* _Given exercise_:
Type every record exactly as it appears.
## BEGIN Dataset extract
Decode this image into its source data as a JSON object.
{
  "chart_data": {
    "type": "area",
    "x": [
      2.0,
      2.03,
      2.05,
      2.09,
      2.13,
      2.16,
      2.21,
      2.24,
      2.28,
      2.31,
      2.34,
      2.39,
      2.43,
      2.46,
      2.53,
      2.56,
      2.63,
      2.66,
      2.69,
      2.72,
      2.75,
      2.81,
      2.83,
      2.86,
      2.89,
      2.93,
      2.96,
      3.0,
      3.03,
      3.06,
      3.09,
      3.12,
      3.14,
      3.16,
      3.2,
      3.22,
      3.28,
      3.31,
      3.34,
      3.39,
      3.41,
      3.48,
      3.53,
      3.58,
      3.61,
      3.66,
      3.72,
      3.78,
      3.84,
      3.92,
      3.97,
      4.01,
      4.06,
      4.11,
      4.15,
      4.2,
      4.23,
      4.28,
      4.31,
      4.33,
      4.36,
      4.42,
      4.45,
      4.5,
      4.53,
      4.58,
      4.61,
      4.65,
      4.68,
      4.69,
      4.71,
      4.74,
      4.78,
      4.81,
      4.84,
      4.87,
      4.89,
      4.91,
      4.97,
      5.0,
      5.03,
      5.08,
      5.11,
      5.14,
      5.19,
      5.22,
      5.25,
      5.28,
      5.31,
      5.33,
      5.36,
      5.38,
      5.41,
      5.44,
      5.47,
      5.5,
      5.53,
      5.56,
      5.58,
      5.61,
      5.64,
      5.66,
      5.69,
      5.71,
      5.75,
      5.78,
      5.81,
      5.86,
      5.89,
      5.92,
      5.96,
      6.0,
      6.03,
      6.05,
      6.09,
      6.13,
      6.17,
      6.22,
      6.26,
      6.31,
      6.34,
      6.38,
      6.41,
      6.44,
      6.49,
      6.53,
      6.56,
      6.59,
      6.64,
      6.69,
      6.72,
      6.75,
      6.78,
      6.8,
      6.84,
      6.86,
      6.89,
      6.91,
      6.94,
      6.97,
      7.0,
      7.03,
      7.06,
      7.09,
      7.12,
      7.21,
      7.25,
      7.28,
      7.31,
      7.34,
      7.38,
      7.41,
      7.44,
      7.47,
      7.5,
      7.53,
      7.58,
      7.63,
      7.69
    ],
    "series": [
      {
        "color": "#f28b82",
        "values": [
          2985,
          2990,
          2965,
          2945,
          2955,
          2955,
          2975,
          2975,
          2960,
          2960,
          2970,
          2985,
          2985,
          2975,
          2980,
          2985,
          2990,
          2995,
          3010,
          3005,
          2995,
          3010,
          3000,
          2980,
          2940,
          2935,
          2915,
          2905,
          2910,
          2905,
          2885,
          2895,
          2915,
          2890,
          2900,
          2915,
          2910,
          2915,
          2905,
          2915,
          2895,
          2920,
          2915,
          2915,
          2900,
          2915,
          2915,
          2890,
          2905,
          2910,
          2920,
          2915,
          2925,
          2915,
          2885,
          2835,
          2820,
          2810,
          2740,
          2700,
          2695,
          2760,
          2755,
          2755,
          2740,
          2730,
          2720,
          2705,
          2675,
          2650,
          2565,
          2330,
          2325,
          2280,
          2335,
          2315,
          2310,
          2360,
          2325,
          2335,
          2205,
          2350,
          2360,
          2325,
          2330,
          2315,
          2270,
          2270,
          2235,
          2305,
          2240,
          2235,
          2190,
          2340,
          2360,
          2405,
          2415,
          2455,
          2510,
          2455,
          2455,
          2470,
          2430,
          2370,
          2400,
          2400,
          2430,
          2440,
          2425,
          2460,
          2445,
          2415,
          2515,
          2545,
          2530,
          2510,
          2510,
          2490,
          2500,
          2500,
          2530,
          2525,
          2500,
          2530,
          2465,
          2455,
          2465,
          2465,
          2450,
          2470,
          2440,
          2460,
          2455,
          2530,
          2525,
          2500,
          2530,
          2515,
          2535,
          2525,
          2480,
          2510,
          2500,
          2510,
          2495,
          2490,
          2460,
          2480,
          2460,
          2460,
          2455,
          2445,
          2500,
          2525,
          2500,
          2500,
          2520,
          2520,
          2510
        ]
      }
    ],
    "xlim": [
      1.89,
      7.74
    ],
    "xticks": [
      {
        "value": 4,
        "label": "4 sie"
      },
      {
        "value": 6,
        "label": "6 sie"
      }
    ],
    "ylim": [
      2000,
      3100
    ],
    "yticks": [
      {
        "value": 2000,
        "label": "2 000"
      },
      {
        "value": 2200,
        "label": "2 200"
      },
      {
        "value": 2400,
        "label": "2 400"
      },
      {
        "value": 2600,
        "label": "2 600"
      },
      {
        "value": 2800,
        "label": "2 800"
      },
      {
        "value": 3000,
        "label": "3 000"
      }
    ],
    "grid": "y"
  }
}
## END Dataset extract
* _Expected output_:
Decode this image into its source data as a JSON object.
{
  "chart_data": {
    "type": "area",
    "x": [
      2.0,
      2.03,
      2.05,
      2.09,
      2.13,
      2.16,
      2.21,
      2.24,
      2.28,
      2.31,
      2.34,
      2.39,
      2.43,
      2.46,
      2.53,
      2.56,
      2.63,
      2.66,
      2.69,
      2.72,
      2.75,
      2.81,
      2.83,
      2.86,
      2.89,
      2.93,
      2.96,
      3.0,
      3.03,
      3.06,
      3.09,
      3.12,
      3.14,
      3.16,
      3.2,
      3.22,
      3.28,
      3.31,
      3.34,
      3.39,
      3.41,
      3.48,
      3.53,
      3.58,
      3.61,
      3.66,
      3.72,
      3.78,
      3.84,
      3.92,
      3.97,
      4.01,
      4.06,
      4.11,
      4.15,
      4.2,
      4.23,
      4.28,
      4.31,
      4.33,
      4.36,
      4.42,
      4.45,
      4.5,
      4.53,
      4.58,
      4.61,
      4.65,
      4.68,
      4.69,
      4.71,
      4.74,
      4.78,
      4.81,
      4.84,
      4.87,
      4.89,
      4.91,
      4.97,
      5.0,
      5.03,
      5.08,
      5.11,
      5.14,
      5.19,
      5.22,
      5.25,
      5.28,
      5.31,
      5.33,
      5.36,
      5.38,
      5.41,
      5.44,
      5.47,
      5.5,
      5.53,
      5.56,
      5.58,
      5.61,
      5.64,
      5.66,
      5.69,
      5.71,
      5.75,
      5.78,
      5.81,
      5.86,
      5.89,
      5.92,
      5.96,
      6.0,
      6.03,
      6.05,
      6.09,
      6.13,
      6.17,
      6.22,
      6.26,
      6.31,
      6.34,
      6.38,
      6.41,
      6.44,
      6.49,
      6.53,
      6.56,
      6.59,
      6.64,
      6.69,
      6.72,
      6.75,
      6.78,
      6.8,
      6.84,
      6.86,
      6.89,
      6.91,
      6.94,
      6.97,
      7.0,
      7.03,
      7.06,
      7.09,
      7.12,
      7.21,
      7.25,
      7.28,
      7.31,
      7.34,
      7.38,
      7.41,
      7.44,
      7.47,
      7.5,
      7.53,
      7.58,
      7.63,
      7.69
    ],
    "series": [
      {
        "color": "#f28b82",
        "values": [
          2985,
          2990,
          2965,
          2945,
          2955,
          2955,
          2975,
          2975,
          2960,
          2960,
          2970,
          2985,
          2985,
          2975,
          2980,
          2985,
          2990,
          2995,
          3010,
          3005,
          2995,
          3010,
          3000,
          2980,
          2940,
          2935,
          2915,
          2905,
          2910,
          2905,
          2885,
          2895,
          2915,
          2890,
          2900,
          2915,
          2910,
          2915,
          2905,
          2915,
          2895,
          2920,
          2915,
          2915,
          2900,
          2915,
          2915,
          2890,
          2905,
          2910,
          2920,
          2915,
          2925,
          2915,
          2885,
          2835,
          2820,
          2810,
          2740,
          2700,
          2695,
          2760,
          2755,
          2755,
          2740,
          2730,
          2720,
          2705,
          2675,
          2650,
          2565,
          2330,
          2325,
          2280,
          2335,
          2315,
          2310,
          2360,
          2325,
          2335,
          2205,
          2350,
          2360,
          2325,
          2330,
          2315,
          2270,
          2270,
          2235,
          2305,
          2240,
          2235,
          2190,
          2340,
          2360,
          2405,
          2415,
          2455,
          2510,
          2455,
          2455,
          2470,
          2430,
          2370,
          2400,
          2400,
          2430,
          2440,
          2425,
          2460,
          2445,
          2415,
          2515,
          2545,
          2530,
          2510,
          2510,
          2490,
          2500,
          2500,
          2530,
          2525,
          2500,
          2530,
          2465,
          2455,
          2465,
          2465,
          2450,
          2470,
          2440,
          2460,
          2455,
          2530,
          2525,
          2500,
          2530,
          2515,
          2535,
          2525,
          2480,
          2510,
          2500,
          2510,
          2495,
          2490,
          2460,
          2480,
          2460,
          2460,
          2455,
          2445,
          2500,
          2525,
          2500,
          2500,
          2520,
          2520,
          2510
        ]
      }
    ],
    "xlim": [
      1.89,
      7.74
    ],
    "xticks": [
      {
        "value": 4,
        "label": "4 sie"
      },
      {
        "value": 6,
        "label": "6 sie"
      }
    ],
    "ylim": [
      2000,
      3100
    ],
    "yticks": [
      {
        "value": 2000,
        "label": "2 000"
      },
      {
        "value": 2200,
        "label": "2 200"
      },
      {
        "value": 2400,
        "label": "2 400"
      },
      {
        "value": 2600,
        "label": "2 600"
      },
      {
        "value": 2800,
        "label": "2 800"
      },
      {
        "value": 3000,
        "label": "3 000"
      }
    ],
    "grid": "y"
  }
}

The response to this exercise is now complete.